=== PROVIDED ENTRIES ===

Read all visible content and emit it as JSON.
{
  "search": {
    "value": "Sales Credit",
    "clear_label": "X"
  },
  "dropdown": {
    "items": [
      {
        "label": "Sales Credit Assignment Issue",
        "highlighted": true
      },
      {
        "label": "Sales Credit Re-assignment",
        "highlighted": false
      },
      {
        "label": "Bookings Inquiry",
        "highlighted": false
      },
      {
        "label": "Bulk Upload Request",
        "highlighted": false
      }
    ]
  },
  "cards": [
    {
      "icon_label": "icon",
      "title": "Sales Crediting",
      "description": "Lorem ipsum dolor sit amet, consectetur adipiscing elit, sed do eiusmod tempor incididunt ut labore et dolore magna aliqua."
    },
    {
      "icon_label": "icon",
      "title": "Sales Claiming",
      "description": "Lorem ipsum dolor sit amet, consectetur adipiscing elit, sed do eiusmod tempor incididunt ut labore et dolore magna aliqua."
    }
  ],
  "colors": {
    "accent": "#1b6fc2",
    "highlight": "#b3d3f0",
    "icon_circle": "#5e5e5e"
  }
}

===
=== PROVIDED ENTRIES ===

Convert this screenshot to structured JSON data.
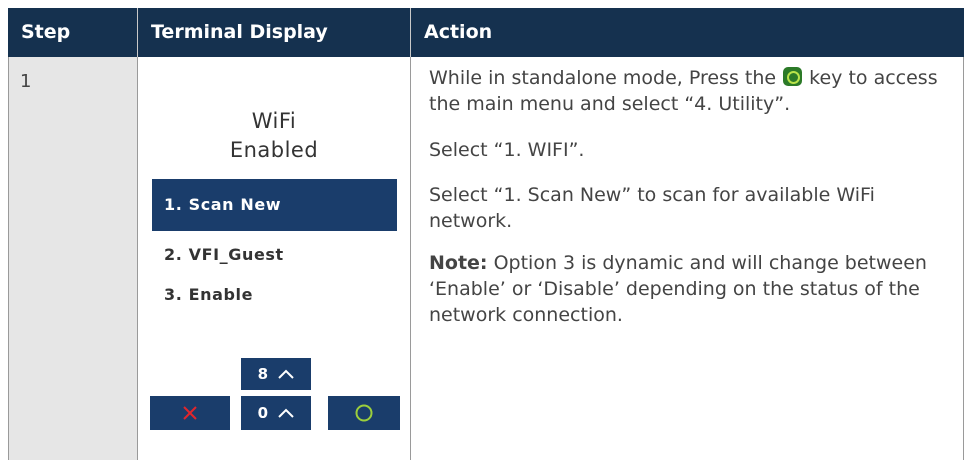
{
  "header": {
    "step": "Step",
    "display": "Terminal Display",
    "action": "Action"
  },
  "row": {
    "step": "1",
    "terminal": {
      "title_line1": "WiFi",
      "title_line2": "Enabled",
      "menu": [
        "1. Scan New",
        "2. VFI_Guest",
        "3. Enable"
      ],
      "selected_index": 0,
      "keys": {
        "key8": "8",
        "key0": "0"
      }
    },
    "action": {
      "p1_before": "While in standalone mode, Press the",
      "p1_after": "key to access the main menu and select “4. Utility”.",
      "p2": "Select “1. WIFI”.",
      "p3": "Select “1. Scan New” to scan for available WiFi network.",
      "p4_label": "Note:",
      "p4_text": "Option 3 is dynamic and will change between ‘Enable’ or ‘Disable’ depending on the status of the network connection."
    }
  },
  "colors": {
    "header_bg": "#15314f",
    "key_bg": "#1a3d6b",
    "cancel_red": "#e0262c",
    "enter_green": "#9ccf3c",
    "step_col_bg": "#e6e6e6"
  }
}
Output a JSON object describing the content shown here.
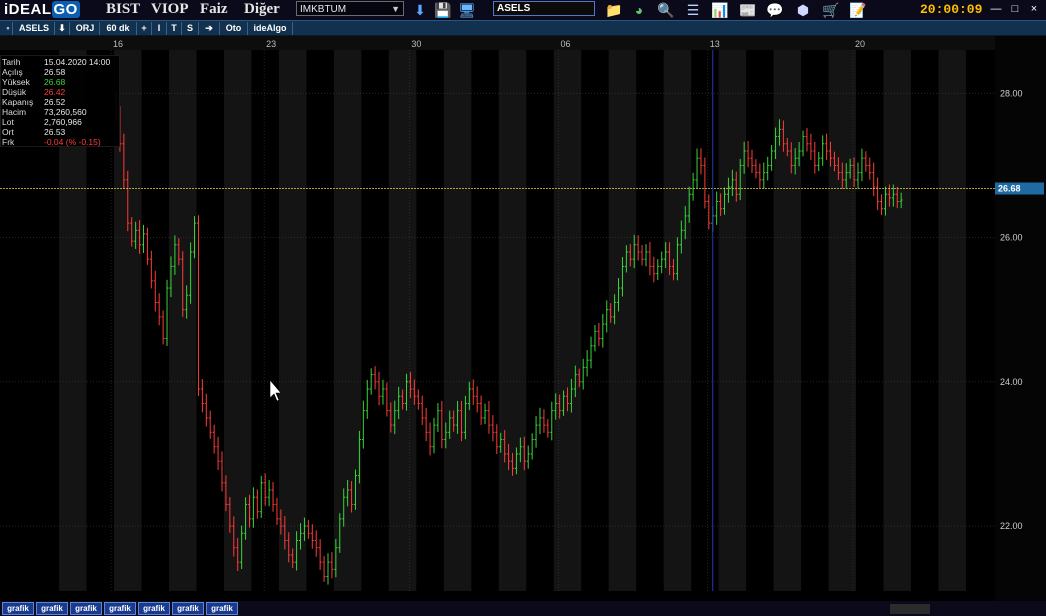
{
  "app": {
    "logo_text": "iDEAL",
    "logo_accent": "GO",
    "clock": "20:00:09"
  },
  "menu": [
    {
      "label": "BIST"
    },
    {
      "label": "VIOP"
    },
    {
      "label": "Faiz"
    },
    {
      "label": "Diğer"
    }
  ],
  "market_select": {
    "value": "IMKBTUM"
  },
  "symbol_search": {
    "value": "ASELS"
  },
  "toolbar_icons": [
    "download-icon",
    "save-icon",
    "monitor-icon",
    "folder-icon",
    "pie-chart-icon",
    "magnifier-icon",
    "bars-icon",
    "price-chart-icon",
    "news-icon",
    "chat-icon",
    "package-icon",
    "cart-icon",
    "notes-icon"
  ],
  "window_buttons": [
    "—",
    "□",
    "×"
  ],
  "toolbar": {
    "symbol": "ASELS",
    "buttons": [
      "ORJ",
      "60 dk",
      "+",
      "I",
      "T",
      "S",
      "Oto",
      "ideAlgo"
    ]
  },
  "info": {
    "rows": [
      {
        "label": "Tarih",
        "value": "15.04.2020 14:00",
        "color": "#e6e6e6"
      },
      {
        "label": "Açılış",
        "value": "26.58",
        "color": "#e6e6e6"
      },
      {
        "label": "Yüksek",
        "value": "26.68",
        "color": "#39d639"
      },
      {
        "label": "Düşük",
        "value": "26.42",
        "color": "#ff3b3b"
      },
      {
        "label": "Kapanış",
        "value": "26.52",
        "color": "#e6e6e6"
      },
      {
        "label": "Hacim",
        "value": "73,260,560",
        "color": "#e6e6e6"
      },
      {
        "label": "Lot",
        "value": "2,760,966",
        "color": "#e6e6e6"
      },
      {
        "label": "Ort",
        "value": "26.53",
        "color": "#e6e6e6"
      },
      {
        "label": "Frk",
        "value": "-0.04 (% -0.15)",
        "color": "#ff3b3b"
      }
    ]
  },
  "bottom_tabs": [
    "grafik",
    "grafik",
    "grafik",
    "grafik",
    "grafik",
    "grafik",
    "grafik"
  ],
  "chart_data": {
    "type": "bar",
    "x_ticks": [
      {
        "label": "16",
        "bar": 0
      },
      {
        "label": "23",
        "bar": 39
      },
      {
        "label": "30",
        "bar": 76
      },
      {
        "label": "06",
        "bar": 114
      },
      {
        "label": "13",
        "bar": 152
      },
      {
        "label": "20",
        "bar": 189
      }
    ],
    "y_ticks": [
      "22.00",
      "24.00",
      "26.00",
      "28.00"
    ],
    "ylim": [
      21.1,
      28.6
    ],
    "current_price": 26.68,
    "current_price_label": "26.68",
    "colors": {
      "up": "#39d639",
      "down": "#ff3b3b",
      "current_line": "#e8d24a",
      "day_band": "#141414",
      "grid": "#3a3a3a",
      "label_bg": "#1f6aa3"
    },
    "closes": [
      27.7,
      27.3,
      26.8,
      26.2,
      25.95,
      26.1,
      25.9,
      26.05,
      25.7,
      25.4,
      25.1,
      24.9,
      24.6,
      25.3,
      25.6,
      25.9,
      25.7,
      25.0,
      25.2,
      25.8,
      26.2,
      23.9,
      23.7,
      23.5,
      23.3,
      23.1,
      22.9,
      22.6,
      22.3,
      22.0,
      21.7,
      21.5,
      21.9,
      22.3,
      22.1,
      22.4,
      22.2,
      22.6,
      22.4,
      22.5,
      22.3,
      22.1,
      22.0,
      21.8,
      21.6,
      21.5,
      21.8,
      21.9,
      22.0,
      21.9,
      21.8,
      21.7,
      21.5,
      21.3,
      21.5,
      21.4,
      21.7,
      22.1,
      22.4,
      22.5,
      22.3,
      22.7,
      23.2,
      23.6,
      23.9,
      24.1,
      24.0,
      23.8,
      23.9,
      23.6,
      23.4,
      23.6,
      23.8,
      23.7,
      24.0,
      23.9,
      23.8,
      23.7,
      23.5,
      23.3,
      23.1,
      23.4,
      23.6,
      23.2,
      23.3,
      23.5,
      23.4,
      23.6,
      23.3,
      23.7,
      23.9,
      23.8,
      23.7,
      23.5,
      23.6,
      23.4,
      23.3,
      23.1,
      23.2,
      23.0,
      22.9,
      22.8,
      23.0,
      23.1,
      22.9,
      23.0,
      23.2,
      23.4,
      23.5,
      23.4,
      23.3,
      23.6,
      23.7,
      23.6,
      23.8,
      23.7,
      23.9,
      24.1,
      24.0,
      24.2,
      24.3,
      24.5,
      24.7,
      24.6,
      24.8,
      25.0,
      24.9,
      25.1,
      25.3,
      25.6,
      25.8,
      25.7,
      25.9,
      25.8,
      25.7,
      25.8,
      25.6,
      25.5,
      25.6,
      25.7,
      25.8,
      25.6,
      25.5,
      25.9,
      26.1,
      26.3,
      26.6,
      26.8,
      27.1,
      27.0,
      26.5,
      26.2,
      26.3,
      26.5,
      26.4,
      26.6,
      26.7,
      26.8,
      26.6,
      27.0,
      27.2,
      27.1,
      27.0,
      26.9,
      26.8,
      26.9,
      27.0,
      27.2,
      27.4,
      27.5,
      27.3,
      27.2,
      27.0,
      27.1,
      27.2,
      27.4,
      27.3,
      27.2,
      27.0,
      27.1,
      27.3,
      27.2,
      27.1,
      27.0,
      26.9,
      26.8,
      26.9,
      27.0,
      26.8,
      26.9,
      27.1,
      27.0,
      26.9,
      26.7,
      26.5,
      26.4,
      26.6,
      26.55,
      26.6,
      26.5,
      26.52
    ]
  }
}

===
=== PROVIDED ENTRIES ===

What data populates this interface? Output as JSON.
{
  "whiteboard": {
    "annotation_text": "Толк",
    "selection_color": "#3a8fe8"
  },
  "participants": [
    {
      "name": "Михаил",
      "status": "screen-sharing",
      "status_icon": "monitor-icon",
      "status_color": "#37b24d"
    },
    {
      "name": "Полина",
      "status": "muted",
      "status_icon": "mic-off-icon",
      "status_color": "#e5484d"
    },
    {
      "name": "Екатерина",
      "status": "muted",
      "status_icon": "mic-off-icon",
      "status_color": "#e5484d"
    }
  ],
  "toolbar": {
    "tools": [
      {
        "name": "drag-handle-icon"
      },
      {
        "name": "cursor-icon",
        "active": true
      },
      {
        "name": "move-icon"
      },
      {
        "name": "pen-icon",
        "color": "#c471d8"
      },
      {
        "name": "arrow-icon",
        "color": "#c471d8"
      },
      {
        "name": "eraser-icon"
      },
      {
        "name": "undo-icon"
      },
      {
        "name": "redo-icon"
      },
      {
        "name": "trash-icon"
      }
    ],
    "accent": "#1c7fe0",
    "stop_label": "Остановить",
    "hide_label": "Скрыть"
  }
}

===

## GOAL
Scan the material above for the word "monitor". Copy each line where it occurs.

## COMPLETE OUTPUT
    "monitor-icon",
      "status_icon": "monitor-icon",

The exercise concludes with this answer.